• _Problem requirements_:
Print, please, the line that contains "Read all visible content and emit it as JSON." and each line after it to the end of the entries, unchanged and with nothing else.

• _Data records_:
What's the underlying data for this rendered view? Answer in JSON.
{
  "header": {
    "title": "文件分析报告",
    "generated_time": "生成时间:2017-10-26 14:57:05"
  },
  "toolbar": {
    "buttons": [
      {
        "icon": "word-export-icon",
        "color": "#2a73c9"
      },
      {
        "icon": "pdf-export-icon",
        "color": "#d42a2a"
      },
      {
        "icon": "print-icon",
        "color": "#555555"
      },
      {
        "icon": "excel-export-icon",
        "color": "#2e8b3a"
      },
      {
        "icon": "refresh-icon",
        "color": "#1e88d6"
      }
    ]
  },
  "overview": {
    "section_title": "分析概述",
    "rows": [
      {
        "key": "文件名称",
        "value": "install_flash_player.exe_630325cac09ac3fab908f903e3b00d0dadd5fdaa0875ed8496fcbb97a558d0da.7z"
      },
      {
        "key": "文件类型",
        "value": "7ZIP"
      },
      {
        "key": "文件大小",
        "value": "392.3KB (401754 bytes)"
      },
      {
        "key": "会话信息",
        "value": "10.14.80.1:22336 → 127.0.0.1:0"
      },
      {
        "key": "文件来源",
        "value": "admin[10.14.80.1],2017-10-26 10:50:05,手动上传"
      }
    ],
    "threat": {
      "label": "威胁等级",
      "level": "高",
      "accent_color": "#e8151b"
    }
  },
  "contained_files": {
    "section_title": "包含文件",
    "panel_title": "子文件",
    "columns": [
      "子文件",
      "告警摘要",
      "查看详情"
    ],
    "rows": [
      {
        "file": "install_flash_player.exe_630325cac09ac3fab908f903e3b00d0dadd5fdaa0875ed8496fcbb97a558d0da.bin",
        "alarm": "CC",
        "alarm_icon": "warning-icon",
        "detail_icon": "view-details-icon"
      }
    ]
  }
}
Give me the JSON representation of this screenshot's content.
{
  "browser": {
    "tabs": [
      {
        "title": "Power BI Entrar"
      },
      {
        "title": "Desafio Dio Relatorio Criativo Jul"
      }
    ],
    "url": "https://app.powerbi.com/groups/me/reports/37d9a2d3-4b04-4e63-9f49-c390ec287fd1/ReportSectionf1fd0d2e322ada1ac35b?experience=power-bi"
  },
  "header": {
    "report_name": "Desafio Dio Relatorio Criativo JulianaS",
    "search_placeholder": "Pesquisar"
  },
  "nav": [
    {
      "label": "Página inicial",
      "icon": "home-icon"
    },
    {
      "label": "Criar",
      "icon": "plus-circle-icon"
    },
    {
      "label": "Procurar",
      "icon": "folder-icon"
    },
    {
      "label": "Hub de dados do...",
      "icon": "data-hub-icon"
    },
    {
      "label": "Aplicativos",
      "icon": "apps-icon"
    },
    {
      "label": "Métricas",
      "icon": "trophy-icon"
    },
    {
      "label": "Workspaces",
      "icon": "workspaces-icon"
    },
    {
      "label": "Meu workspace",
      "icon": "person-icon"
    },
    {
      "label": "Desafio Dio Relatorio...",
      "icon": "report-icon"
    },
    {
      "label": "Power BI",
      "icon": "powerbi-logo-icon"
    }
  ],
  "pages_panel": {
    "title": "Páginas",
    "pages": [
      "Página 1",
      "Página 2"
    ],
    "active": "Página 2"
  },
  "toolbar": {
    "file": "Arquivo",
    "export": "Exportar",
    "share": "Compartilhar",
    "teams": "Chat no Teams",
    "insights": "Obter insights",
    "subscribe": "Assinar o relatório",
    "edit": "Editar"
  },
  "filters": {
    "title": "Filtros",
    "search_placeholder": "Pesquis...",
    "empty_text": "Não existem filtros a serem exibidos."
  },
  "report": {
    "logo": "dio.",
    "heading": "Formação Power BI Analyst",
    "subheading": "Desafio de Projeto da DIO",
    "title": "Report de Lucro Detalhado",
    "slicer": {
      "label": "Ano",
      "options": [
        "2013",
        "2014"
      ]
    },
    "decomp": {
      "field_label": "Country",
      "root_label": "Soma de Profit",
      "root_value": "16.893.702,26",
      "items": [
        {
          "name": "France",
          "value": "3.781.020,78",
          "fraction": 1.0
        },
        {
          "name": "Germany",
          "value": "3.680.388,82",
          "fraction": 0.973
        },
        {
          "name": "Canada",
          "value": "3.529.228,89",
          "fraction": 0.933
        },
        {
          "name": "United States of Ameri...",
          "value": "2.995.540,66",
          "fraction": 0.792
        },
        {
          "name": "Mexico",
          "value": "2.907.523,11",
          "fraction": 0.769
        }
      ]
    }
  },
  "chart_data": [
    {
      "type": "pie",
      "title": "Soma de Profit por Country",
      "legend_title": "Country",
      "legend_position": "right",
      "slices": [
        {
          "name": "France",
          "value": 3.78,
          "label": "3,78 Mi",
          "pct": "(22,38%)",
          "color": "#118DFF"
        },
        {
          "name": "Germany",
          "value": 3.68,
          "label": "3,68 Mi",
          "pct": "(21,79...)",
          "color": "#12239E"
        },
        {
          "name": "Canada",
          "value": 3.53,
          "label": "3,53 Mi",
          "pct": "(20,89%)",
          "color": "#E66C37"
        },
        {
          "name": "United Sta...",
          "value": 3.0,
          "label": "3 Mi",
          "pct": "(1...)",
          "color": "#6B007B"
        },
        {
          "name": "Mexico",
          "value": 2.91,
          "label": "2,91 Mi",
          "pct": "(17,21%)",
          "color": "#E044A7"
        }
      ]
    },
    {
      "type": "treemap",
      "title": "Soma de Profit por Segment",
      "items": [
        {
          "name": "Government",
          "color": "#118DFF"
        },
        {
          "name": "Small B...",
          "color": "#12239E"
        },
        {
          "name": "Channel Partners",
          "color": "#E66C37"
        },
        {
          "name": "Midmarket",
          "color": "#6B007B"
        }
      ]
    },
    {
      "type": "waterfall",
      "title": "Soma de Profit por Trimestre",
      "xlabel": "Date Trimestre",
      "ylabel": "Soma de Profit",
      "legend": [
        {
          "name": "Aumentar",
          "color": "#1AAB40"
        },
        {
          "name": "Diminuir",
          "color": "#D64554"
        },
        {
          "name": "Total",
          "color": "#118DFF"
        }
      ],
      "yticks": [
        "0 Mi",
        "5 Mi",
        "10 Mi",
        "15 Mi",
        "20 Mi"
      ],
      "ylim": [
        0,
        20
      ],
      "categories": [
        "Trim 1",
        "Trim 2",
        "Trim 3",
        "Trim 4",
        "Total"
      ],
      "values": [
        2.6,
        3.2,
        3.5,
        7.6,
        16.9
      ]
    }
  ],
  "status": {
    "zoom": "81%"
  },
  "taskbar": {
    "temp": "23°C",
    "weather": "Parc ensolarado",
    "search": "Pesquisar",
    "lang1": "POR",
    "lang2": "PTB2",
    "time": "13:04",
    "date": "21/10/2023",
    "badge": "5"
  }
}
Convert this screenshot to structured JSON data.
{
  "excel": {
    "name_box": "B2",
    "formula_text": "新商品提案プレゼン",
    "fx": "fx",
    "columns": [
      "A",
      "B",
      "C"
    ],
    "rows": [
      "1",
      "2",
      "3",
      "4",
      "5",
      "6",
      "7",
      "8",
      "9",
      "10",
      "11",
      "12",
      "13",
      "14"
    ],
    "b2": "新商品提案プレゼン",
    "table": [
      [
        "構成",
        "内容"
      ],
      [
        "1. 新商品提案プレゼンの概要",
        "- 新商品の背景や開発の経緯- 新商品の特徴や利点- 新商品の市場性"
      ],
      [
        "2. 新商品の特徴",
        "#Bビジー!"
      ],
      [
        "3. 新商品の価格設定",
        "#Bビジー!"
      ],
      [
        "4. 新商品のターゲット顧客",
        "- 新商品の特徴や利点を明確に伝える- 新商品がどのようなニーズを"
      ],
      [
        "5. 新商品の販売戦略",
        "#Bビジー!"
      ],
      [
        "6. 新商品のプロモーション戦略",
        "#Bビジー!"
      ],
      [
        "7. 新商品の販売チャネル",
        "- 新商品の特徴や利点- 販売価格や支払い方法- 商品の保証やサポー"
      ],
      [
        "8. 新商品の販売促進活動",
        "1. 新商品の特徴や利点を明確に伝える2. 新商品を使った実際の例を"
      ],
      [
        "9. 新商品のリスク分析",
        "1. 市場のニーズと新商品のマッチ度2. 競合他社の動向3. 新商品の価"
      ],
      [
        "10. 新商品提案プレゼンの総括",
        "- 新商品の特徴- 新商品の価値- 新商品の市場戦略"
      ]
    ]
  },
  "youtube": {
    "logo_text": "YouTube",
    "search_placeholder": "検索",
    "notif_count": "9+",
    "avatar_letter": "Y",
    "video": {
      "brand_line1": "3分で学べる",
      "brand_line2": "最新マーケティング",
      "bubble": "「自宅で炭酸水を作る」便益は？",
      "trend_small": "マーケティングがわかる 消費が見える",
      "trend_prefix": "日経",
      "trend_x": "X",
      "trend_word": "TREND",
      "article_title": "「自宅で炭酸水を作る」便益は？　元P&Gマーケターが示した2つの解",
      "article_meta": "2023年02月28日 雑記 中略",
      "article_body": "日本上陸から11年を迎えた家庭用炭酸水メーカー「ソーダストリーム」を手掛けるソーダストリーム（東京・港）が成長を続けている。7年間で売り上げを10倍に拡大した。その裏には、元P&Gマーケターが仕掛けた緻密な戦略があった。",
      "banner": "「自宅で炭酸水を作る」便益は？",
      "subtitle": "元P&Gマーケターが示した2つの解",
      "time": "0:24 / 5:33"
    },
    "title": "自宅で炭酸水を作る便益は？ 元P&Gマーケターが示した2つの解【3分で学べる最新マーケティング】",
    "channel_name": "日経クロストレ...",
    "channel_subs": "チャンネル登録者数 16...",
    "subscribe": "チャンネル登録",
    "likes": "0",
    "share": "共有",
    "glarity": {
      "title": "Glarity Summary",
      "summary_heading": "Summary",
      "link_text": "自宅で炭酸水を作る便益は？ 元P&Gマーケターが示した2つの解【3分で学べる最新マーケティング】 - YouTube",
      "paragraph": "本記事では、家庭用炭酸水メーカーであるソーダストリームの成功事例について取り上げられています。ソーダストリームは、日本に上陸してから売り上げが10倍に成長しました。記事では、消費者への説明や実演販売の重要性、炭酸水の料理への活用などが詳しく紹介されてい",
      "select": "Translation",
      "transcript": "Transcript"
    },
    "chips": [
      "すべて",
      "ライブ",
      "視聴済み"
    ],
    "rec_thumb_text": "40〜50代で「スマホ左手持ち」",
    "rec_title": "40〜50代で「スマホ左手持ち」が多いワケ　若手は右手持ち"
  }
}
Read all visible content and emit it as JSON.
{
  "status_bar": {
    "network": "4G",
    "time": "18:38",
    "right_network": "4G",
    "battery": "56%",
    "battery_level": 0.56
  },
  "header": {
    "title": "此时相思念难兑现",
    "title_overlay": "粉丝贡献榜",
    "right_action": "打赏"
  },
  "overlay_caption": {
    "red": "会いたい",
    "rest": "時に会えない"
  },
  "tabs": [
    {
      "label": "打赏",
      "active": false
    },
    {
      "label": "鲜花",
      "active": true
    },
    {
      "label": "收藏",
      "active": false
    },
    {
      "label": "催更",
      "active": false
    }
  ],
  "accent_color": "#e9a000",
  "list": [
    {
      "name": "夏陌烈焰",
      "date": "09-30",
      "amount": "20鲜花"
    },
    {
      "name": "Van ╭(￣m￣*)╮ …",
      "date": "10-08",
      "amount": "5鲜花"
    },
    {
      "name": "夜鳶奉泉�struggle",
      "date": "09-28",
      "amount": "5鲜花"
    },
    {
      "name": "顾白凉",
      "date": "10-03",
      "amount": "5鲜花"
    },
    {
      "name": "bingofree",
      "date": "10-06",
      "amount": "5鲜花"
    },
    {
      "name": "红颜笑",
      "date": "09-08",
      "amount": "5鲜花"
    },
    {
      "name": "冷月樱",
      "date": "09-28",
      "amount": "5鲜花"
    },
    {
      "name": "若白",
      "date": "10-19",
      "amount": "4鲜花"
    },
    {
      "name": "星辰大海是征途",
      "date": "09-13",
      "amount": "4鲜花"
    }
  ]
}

• _Full answer_:
Read all visible content and emit it as JSON.
{
  "status_bar": {
    "network": "4G",
    "time": "18:38",
    "right_network": "4G",
    "battery": "56%",
    "battery_level": 0.56
  },
  "header": {
    "title": "此时相思念难兑现",
    "title_overlay": "粉丝贡献榜",
    "right_action": "打赏"
  },
  "overlay_caption": {
    "red": "会いたい",
    "rest": "時に会えない"
  },
  "tabs": [
    {
      "label": "打赏",
      "active": false
    },
    {
      "label": "鲜花",
      "active": true
    },
    {
      "label": "收藏",
      "active": false
    },
    {
      "label": "催更",
      "active": false
    }
  ],
  "accent_color": "#e9a000",
  "list": [
    {
      "name": "夏陌烈焰",
      "date": "09-30",
      "amount": "20鲜花"
    },
    {
      "name": "Van ╭(￣m￣*)╮ …",
      "date": "10-08",
      "amount": "5鲜花"
    },
    {
      "name": "夜鳶奉泉�struggle",
      "date": "09-28",
      "amount": "5鲜花"
    },
    {
      "name": "顾白凉",
      "date": "10-03",
      "amount": "5鲜花"
    },
    {
      "name": "bingofree",
      "date": "10-06",
      "amount": "5鲜花"
    },
    {
      "name": "红颜笑",
      "date": "09-08",
      "amount": "5鲜花"
    },
    {
      "name": "冷月樱",
      "date": "09-28",
      "amount": "5鲜花"
    },
    {
      "name": "若白",
      "date": "10-19",
      "amount": "4鲜花"
    },
    {
      "name": "星辰大海是征途",
      "date": "09-13",
      "amount": "4鲜花"
    }
  ]
}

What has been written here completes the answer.